**PROBLEM TO SOLVE:**
Search the listing below for the string "knots" and show each line that contains it.

(Dataset listings of figures)
:::
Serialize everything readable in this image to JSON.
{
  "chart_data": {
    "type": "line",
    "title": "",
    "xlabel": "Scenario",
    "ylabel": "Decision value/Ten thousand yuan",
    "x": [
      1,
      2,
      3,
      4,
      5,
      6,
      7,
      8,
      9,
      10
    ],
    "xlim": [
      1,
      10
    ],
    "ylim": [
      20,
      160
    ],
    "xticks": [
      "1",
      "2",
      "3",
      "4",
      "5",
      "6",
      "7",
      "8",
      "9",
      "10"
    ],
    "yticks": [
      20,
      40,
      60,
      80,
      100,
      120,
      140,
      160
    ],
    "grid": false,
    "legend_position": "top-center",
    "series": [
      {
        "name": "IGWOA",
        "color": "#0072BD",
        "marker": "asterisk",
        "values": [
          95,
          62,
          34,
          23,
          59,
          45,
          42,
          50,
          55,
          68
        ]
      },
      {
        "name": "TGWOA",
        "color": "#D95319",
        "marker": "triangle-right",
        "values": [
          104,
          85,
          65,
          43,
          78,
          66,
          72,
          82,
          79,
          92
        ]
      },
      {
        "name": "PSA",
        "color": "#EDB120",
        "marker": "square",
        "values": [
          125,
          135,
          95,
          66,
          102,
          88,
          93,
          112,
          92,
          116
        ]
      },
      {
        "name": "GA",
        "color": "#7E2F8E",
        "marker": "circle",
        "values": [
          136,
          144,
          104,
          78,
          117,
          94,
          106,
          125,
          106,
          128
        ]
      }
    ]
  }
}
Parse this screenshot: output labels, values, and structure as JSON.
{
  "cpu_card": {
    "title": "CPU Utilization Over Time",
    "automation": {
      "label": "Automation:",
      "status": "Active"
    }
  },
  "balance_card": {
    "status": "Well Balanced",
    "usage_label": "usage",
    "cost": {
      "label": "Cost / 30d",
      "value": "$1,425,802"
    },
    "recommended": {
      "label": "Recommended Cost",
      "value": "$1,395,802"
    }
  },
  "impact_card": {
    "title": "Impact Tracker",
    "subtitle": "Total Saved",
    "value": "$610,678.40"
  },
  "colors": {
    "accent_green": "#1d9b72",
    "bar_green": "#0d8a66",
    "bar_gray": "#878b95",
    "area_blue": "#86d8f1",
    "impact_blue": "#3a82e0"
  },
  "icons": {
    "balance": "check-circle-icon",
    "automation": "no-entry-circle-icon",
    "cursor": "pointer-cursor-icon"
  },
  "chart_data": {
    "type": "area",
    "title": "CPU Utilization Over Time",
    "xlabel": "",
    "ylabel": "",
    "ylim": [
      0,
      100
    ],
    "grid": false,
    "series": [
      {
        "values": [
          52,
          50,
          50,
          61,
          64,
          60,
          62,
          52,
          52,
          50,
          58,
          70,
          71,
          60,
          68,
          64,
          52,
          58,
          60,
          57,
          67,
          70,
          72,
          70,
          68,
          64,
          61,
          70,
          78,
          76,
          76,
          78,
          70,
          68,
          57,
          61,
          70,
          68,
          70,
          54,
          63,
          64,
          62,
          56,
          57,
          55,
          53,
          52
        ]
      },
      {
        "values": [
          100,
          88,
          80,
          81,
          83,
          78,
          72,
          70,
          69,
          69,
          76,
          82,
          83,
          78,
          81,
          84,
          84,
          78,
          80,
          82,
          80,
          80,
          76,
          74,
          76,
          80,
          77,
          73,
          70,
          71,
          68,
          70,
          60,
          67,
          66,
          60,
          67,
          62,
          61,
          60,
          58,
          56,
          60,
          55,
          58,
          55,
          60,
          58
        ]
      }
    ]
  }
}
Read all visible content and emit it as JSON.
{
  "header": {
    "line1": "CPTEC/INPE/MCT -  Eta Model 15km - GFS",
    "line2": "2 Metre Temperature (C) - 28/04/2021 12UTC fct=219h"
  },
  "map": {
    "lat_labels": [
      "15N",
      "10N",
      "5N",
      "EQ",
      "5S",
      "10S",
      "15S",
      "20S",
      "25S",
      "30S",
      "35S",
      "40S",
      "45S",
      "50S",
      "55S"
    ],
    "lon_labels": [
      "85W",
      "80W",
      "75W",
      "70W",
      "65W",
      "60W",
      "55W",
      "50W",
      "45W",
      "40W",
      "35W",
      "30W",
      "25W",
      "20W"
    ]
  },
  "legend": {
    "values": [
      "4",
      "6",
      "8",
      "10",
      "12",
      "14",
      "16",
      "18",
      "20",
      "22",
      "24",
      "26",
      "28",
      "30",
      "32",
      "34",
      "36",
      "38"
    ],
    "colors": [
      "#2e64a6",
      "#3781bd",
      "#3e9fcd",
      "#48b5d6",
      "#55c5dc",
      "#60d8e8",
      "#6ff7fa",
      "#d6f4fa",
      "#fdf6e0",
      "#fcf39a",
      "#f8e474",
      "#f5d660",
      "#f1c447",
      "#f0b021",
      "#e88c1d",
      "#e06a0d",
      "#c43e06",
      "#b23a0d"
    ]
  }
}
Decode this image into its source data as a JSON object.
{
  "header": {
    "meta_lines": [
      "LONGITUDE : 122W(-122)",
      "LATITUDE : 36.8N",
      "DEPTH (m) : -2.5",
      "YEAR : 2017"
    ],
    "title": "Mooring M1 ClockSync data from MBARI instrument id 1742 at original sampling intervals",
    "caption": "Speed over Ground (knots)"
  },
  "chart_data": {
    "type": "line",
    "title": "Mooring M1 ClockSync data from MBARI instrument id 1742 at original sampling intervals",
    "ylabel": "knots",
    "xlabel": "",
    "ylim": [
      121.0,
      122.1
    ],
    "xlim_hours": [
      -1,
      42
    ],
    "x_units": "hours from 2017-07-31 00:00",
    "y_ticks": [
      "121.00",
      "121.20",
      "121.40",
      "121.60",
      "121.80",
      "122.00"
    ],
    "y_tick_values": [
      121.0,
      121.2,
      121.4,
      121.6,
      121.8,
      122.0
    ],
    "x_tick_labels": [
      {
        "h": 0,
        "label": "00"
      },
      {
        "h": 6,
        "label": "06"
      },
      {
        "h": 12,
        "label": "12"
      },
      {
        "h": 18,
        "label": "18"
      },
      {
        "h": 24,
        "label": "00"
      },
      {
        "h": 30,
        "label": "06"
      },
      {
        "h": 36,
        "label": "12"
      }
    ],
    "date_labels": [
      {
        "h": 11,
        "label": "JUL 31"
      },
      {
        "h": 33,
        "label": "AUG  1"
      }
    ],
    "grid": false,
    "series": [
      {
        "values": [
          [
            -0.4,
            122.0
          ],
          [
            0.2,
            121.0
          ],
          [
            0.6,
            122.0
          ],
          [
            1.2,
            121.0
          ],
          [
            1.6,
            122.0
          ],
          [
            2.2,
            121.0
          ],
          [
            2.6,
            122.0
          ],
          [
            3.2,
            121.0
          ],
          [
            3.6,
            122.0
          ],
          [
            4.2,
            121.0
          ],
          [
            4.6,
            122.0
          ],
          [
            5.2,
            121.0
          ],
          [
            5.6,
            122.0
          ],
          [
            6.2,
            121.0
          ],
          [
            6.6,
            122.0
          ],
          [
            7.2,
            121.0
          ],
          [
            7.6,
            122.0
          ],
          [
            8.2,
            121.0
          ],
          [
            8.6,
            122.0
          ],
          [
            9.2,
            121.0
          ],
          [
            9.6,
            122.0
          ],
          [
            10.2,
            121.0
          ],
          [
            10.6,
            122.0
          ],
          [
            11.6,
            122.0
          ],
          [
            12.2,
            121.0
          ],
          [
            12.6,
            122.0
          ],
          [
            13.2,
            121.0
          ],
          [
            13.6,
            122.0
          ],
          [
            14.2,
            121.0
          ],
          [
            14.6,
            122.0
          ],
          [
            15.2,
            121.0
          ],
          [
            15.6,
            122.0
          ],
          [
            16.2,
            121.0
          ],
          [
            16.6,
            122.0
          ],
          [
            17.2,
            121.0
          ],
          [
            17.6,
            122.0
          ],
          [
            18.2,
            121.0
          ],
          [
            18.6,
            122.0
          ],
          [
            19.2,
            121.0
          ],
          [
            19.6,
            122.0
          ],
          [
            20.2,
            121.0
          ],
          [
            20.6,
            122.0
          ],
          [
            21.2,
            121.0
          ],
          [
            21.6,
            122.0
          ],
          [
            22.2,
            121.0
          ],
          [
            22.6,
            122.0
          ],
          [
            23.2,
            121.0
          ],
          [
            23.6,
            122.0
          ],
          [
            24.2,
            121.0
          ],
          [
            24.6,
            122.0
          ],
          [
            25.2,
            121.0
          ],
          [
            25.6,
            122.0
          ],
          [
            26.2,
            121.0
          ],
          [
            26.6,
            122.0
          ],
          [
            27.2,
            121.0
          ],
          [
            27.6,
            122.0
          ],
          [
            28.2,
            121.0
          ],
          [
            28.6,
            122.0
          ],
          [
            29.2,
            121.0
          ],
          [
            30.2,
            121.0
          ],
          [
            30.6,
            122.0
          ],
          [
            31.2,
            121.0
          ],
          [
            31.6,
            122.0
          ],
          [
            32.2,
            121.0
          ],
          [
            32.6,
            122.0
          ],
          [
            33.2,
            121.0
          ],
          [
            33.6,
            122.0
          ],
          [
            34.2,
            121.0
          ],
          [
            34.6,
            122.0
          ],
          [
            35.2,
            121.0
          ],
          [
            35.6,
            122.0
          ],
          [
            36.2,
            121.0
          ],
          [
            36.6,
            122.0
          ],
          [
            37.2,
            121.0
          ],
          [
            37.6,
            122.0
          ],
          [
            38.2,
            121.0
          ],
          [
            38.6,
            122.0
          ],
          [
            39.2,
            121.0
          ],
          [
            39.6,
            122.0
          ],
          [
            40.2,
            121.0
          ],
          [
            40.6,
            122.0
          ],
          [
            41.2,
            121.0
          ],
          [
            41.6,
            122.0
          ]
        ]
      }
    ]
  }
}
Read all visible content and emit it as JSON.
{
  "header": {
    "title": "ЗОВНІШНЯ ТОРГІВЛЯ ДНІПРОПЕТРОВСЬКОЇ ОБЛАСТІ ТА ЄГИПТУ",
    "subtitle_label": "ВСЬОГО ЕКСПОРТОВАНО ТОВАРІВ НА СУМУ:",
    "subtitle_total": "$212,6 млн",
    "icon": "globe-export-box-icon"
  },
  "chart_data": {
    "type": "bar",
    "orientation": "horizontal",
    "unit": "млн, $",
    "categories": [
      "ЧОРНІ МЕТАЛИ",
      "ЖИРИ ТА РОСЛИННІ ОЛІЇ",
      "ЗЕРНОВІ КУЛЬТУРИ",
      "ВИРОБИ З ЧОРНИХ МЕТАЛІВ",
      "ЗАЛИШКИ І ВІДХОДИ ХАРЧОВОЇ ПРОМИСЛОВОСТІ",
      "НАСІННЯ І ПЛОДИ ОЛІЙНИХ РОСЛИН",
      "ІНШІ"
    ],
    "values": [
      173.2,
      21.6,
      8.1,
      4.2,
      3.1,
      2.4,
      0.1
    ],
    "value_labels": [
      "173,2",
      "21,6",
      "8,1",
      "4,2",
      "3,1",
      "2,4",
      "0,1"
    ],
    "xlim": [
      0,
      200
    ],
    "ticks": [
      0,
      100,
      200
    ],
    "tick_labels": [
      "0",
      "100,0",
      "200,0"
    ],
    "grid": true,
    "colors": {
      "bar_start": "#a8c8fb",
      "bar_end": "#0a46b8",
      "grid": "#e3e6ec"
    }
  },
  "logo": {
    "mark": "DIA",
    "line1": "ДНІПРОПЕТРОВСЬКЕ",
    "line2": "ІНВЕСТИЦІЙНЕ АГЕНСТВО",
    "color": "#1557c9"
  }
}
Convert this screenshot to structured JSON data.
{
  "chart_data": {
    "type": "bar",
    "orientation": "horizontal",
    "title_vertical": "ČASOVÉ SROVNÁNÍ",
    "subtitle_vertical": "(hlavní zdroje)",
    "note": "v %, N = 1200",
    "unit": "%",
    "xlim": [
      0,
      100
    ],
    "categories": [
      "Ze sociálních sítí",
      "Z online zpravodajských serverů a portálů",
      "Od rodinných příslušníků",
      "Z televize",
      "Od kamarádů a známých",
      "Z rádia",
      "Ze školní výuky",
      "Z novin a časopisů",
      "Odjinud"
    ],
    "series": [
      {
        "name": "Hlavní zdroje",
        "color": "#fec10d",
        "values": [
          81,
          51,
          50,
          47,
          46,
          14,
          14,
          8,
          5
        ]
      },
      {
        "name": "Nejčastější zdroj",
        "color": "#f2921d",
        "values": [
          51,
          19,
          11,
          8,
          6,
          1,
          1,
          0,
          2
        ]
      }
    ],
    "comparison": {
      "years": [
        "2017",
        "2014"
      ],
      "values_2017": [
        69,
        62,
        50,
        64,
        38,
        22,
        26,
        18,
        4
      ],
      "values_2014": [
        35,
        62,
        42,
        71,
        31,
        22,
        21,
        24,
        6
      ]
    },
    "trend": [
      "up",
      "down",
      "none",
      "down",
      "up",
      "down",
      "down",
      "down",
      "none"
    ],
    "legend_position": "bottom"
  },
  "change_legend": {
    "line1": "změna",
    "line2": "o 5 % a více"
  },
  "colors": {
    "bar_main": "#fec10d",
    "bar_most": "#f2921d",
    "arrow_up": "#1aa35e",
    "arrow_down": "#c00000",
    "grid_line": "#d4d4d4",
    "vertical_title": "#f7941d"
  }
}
:::
**THE RESULT:**
    "caption": "Speed over Ground (knots)"
    "ylabel": "knots",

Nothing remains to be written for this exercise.